# Problem details
The answer should be each line of the records that contains the word "potentials"; please copy them all.

(Collected data)
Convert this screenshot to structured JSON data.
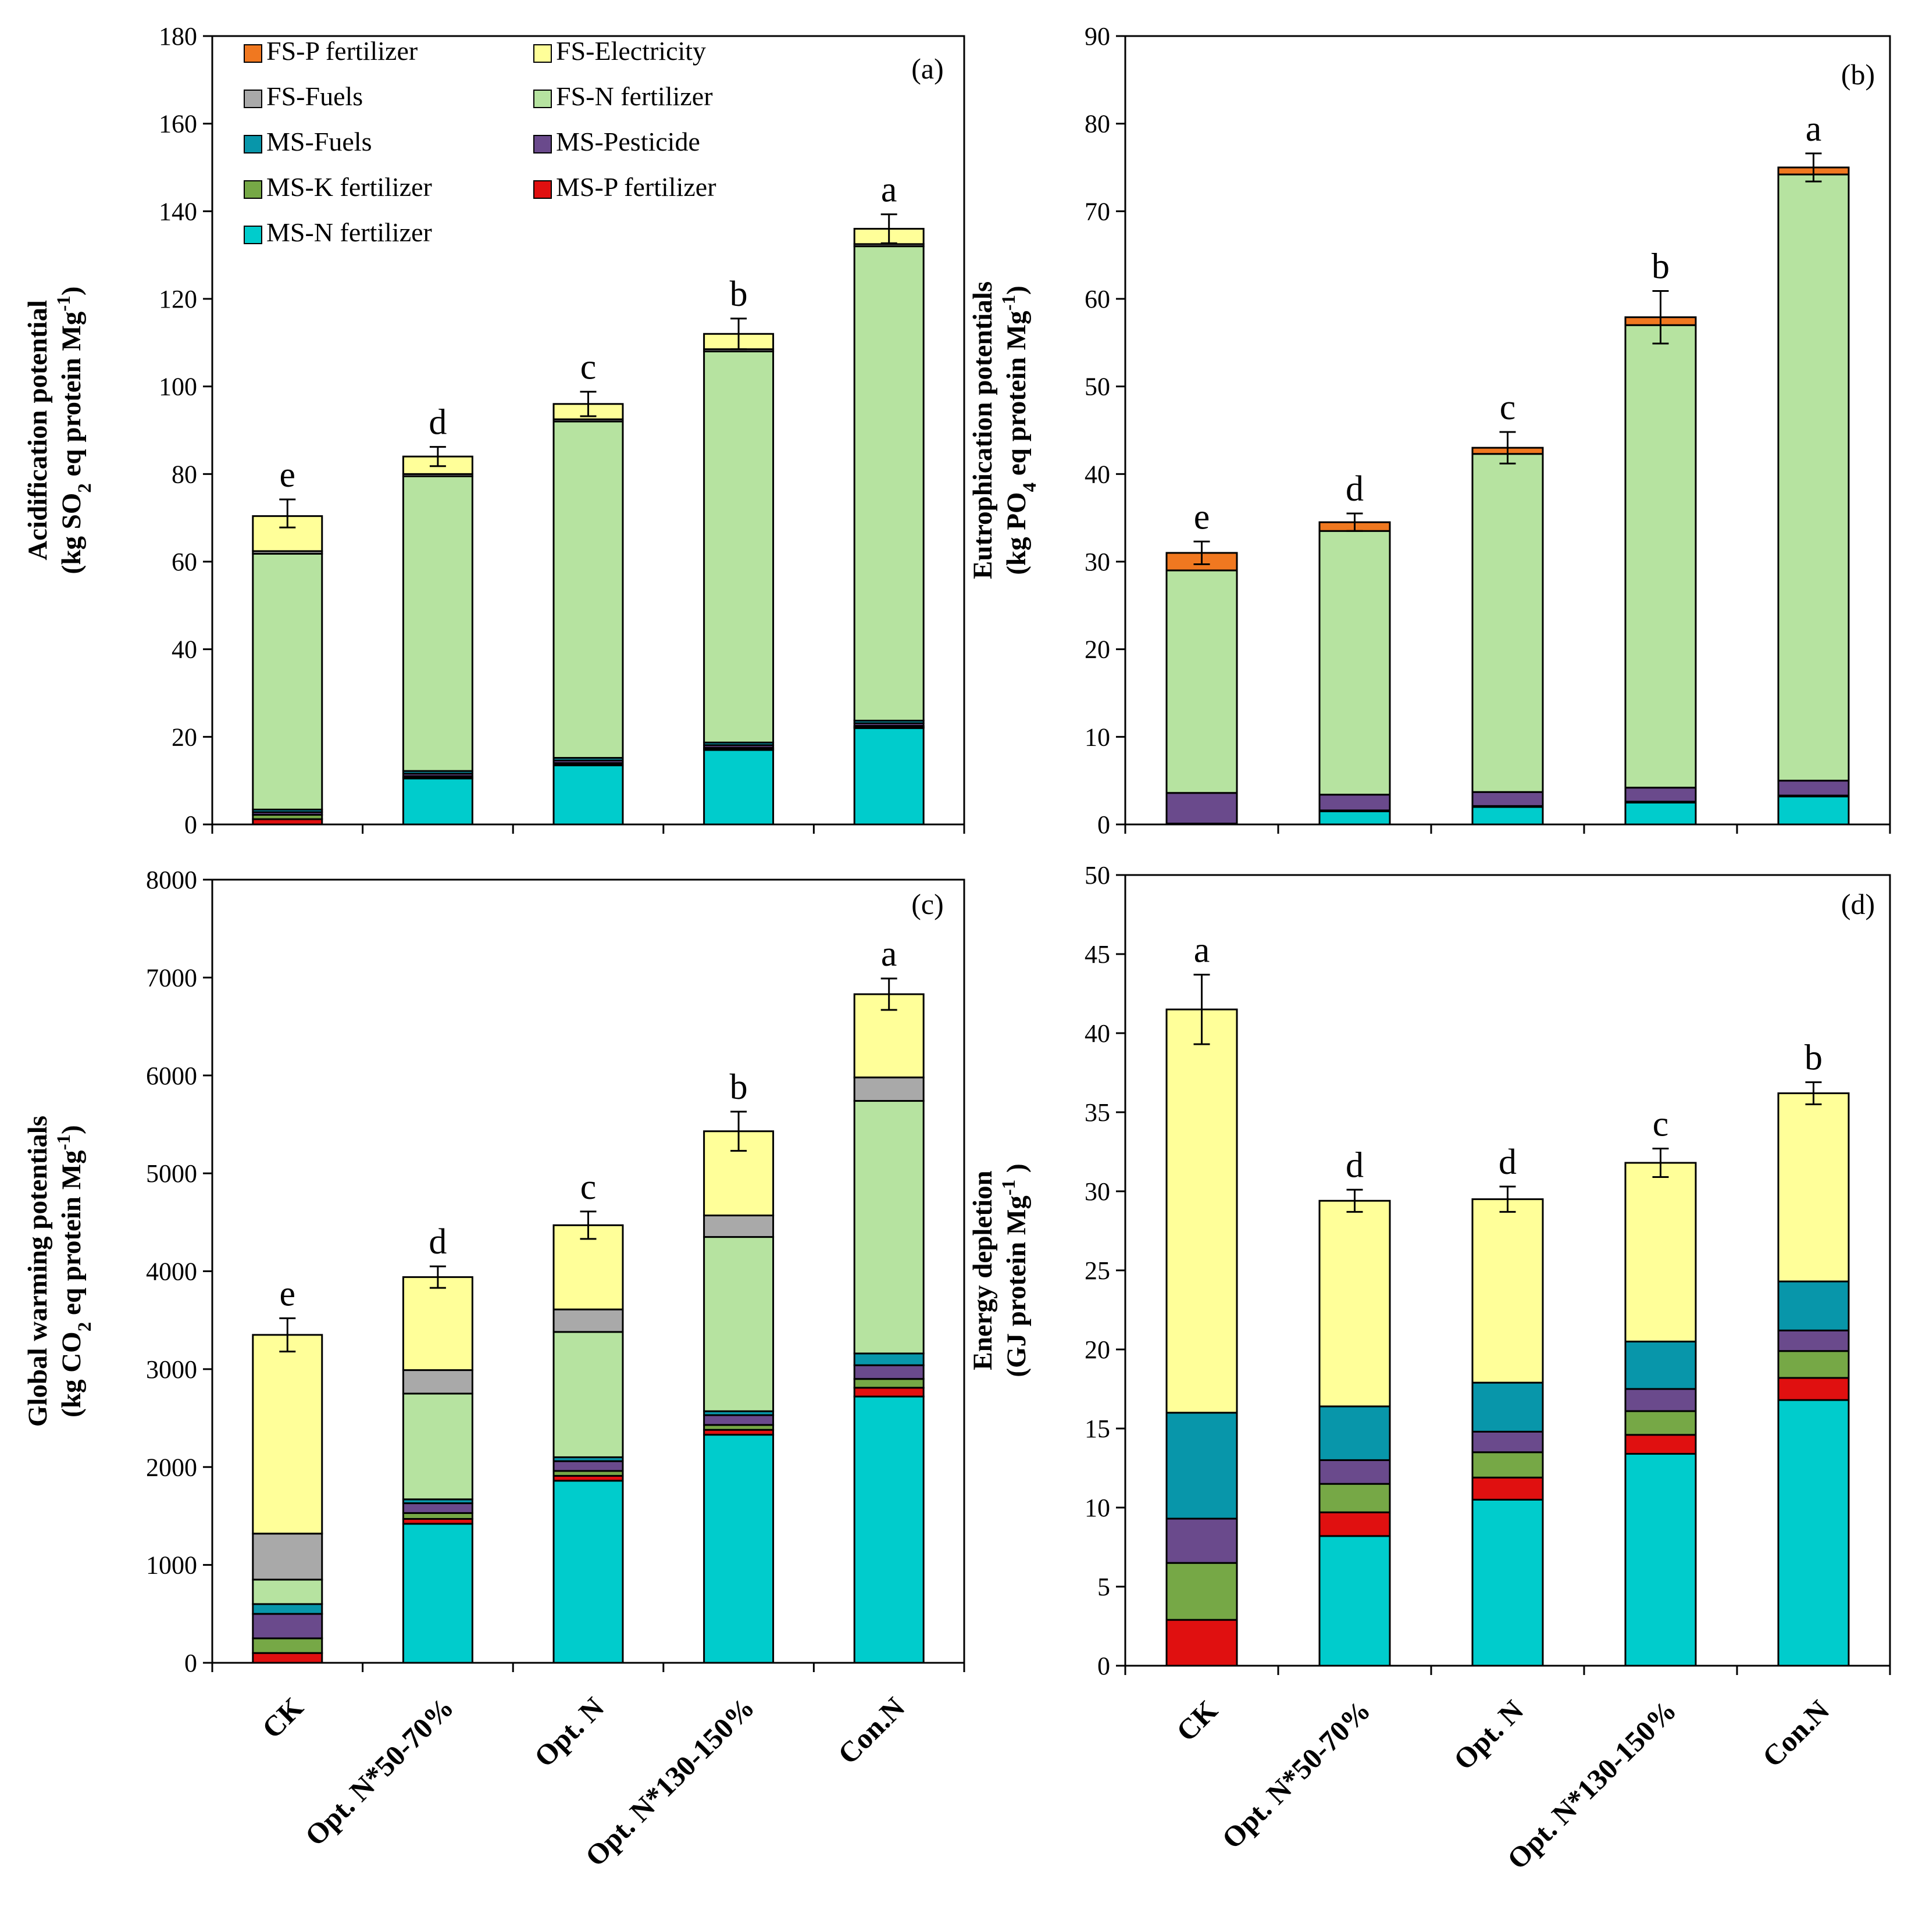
{
  "categories": [
    "CK",
    "Opt. N*50-70%",
    "Opt. N",
    "Opt. N*130-150%",
    "Con.N"
  ],
  "components": [
    {
      "key": "ms_n",
      "name": "MS-N fertilizer",
      "color": "#00CCCC"
    },
    {
      "key": "ms_p",
      "name": "MS-P fertilizer",
      "color": "#E01010"
    },
    {
      "key": "ms_k",
      "name": "MS-K fertilizer",
      "color": "#76A846"
    },
    {
      "key": "ms_pest",
      "name": "MS-Pesticide",
      "color": "#6A4A8C"
    },
    {
      "key": "ms_fuel",
      "name": "MS-Fuels",
      "color": "#0896AA"
    },
    {
      "key": "fs_n",
      "name": "FS-N fertilizer",
      "color": "#B6E3A0"
    },
    {
      "key": "fs_fuel",
      "name": "FS-Fuels",
      "color": "#A9A9A9"
    },
    {
      "key": "fs_elec",
      "name": "FS-Electricity",
      "color": "#FFFF99"
    },
    {
      "key": "fs_p",
      "name": "FS-P fertilizer",
      "color": "#F07820"
    }
  ],
  "legend": {
    "rows": [
      [
        "FS-P fertilizer",
        "FS-Electricity"
      ],
      [
        "FS-Fuels",
        "FS-N fertilizer"
      ],
      [
        "MS-Fuels",
        "MS-Pesticide"
      ],
      [
        "MS-K fertilizer",
        "MS-P fertilizer"
      ],
      [
        "MS-N fertilizer"
      ]
    ]
  },
  "chart_data": [
    {
      "type": "bar",
      "stacked": true,
      "panel": "(a)",
      "ylabel_line1": "Acidification potential",
      "ylabel_line2_parts": [
        {
          "t": "(kg SO",
          "sub": false
        },
        {
          "t": "2",
          "sub": true
        },
        {
          "t": " eq  protein  Mg",
          "sub": false
        },
        {
          "t": "-1",
          "sup": true
        },
        {
          "t": ")",
          "sub": false
        }
      ],
      "ylim": [
        0,
        180
      ],
      "yticks": [
        0,
        20,
        40,
        60,
        80,
        100,
        120,
        140,
        160,
        180
      ],
      "categories": [
        "CK",
        "Opt. N*50-70%",
        "Opt. N",
        "Opt. N*130-150%",
        "Con.N"
      ],
      "series": [
        {
          "name": "MS-N fertilizer",
          "values": [
            0,
            10.5,
            13.5,
            17.0,
            22.0
          ]
        },
        {
          "name": "MS-P fertilizer",
          "values": [
            1.2,
            0.2,
            0.2,
            0.2,
            0.2
          ]
        },
        {
          "name": "MS-K fertilizer",
          "values": [
            1.0,
            0.3,
            0.3,
            0.3,
            0.3
          ]
        },
        {
          "name": "MS-Pesticide",
          "values": [
            0.6,
            0.6,
            0.6,
            0.6,
            0.6
          ]
        },
        {
          "name": "MS-Fuels",
          "values": [
            0.6,
            0.6,
            0.6,
            0.6,
            0.6
          ]
        },
        {
          "name": "FS-N fertilizer",
          "values": [
            58.4,
            67.3,
            76.8,
            89.3,
            108.3
          ]
        },
        {
          "name": "FS-Fuels",
          "values": [
            0.6,
            0.5,
            0.5,
            0.5,
            0.5
          ]
        },
        {
          "name": "FS-Electricity",
          "values": [
            8.0,
            4.0,
            3.5,
            3.5,
            3.5
          ]
        },
        {
          "name": "FS-P fertilizer",
          "values": [
            0,
            0,
            0,
            0,
            0
          ]
        }
      ],
      "totals": [
        71,
        84,
        96,
        112,
        136
      ],
      "errors": [
        3.2,
        2.2,
        2.8,
        3.5,
        3.3
      ],
      "significance": [
        "e",
        "d",
        "c",
        "b",
        "a"
      ]
    },
    {
      "type": "bar",
      "stacked": true,
      "panel": "(b)",
      "ylabel_line1": "Eutrophication  potentials",
      "ylabel_line2_parts": [
        {
          "t": "(kg PO",
          "sub": false
        },
        {
          "t": "4",
          "sub": true
        },
        {
          "t": " eq  protein  Mg",
          "sub": false
        },
        {
          "t": "-1",
          "sup": true
        },
        {
          "t": ")",
          "sub": false
        }
      ],
      "ylim": [
        0,
        90
      ],
      "yticks": [
        0,
        10,
        20,
        30,
        40,
        50,
        60,
        70,
        80,
        90
      ],
      "categories": [
        "CK",
        "Opt. N*50-70%",
        "Opt. N",
        "Opt. N*130-150%",
        "Con.N"
      ],
      "series": [
        {
          "name": "MS-N fertilizer",
          "values": [
            0,
            1.5,
            2.0,
            2.5,
            3.2
          ]
        },
        {
          "name": "MS-P fertilizer",
          "values": [
            0.1,
            0.1,
            0.1,
            0.1,
            0.1
          ]
        },
        {
          "name": "MS-K fertilizer",
          "values": [
            0,
            0,
            0,
            0,
            0
          ]
        },
        {
          "name": "MS-Pesticide",
          "values": [
            3.5,
            1.8,
            1.6,
            1.6,
            1.7
          ]
        },
        {
          "name": "MS-Fuels",
          "values": [
            0,
            0,
            0,
            0,
            0
          ]
        },
        {
          "name": "FS-N fertilizer",
          "values": [
            25.4,
            30.1,
            38.6,
            52.8,
            69.2
          ]
        },
        {
          "name": "FS-Fuels",
          "values": [
            0,
            0,
            0,
            0,
            0
          ]
        },
        {
          "name": "FS-Electricity",
          "values": [
            0,
            0,
            0,
            0,
            0
          ]
        },
        {
          "name": "FS-P fertilizer",
          "values": [
            2.0,
            1.0,
            0.7,
            0.9,
            0.8
          ]
        }
      ],
      "totals": [
        31,
        34.5,
        43,
        57.9,
        75
      ],
      "errors": [
        1.3,
        1.0,
        1.8,
        3.0,
        1.6
      ],
      "significance": [
        "e",
        "d",
        "c",
        "b",
        "a"
      ]
    },
    {
      "type": "bar",
      "stacked": true,
      "panel": "(c)",
      "ylabel_line1": "Global warming potentials",
      "ylabel_line2_parts": [
        {
          "t": "(kg CO",
          "sub": false
        },
        {
          "t": "2",
          "sub": true
        },
        {
          "t": " eq  protein  Mg",
          "sub": false
        },
        {
          "t": "-1",
          "sup": true
        },
        {
          "t": ")",
          "sub": false
        }
      ],
      "ylim": [
        0,
        8000
      ],
      "yticks": [
        0,
        1000,
        2000,
        3000,
        4000,
        5000,
        6000,
        7000,
        8000
      ],
      "categories": [
        "CK",
        "Opt. N*50-70%",
        "Opt. N",
        "Opt. N*130-150%",
        "Con.N"
      ],
      "series": [
        {
          "name": "MS-N fertilizer",
          "values": [
            0,
            1420,
            1860,
            2330,
            2720
          ]
        },
        {
          "name": "MS-P fertilizer",
          "values": [
            100,
            50,
            50,
            50,
            90
          ]
        },
        {
          "name": "MS-K fertilizer",
          "values": [
            150,
            60,
            50,
            50,
            90
          ]
        },
        {
          "name": "MS-Pesticide",
          "values": [
            250,
            100,
            100,
            100,
            140
          ]
        },
        {
          "name": "MS-Fuels",
          "values": [
            100,
            40,
            40,
            40,
            120
          ]
        },
        {
          "name": "FS-N fertilizer",
          "values": [
            250,
            1080,
            1280,
            1780,
            2580
          ]
        },
        {
          "name": "FS-Fuels",
          "values": [
            470,
            240,
            230,
            220,
            240
          ]
        },
        {
          "name": "FS-Electricity",
          "values": [
            2030,
            950,
            860,
            860,
            850
          ]
        },
        {
          "name": "FS-P fertilizer",
          "values": [
            0,
            0,
            0,
            0,
            0
          ]
        }
      ],
      "totals": [
        3350,
        3940,
        4470,
        5430,
        6830
      ],
      "errors": [
        170,
        110,
        140,
        200,
        160
      ],
      "significance": [
        "e",
        "d",
        "c",
        "b",
        "a"
      ]
    },
    {
      "type": "bar",
      "stacked": true,
      "panel": "(d)",
      "ylabel_line1": "Energy depletion",
      "ylabel_line2_parts": [
        {
          "t": "(GJ protein Mg",
          "sub": false
        },
        {
          "t": "-1",
          "sup": true
        },
        {
          "t": " )",
          "sub": false
        }
      ],
      "ylim": [
        0,
        50
      ],
      "yticks": [
        0,
        5,
        10,
        15,
        20,
        25,
        30,
        35,
        40,
        45,
        50
      ],
      "categories": [
        "CK",
        "Opt. N*50-70%",
        "Opt. N",
        "Opt. N*130-150%",
        "Con.N"
      ],
      "series": [
        {
          "name": "MS-N fertilizer",
          "values": [
            0,
            8.2,
            10.5,
            13.4,
            16.8
          ]
        },
        {
          "name": "MS-P fertilizer",
          "values": [
            2.9,
            1.5,
            1.4,
            1.2,
            1.4
          ]
        },
        {
          "name": "MS-K fertilizer",
          "values": [
            3.6,
            1.8,
            1.6,
            1.5,
            1.7
          ]
        },
        {
          "name": "MS-Pesticide",
          "values": [
            2.8,
            1.5,
            1.3,
            1.4,
            1.3
          ]
        },
        {
          "name": "MS-Fuels",
          "values": [
            6.7,
            3.4,
            3.1,
            3.0,
            3.1
          ]
        },
        {
          "name": "FS-N fertilizer",
          "values": [
            0,
            0,
            0,
            0,
            0
          ]
        },
        {
          "name": "FS-Fuels",
          "values": [
            0,
            0,
            0,
            0,
            0
          ]
        },
        {
          "name": "FS-Electricity",
          "values": [
            25.5,
            13.0,
            11.6,
            11.3,
            11.9
          ]
        },
        {
          "name": "FS-P fertilizer",
          "values": [
            0,
            0,
            0,
            0,
            0
          ]
        }
      ],
      "totals": [
        41.5,
        29.4,
        29.5,
        31.8,
        36.2
      ],
      "errors": [
        2.2,
        0.7,
        0.8,
        0.9,
        0.7
      ],
      "significance": [
        "a",
        "d",
        "d",
        "c",
        "b"
      ]
    }
  ]
}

# Written answer
      "ylabel_line1": "Eutrophication  potentials",
      "ylabel_line1": "Global warming potentials",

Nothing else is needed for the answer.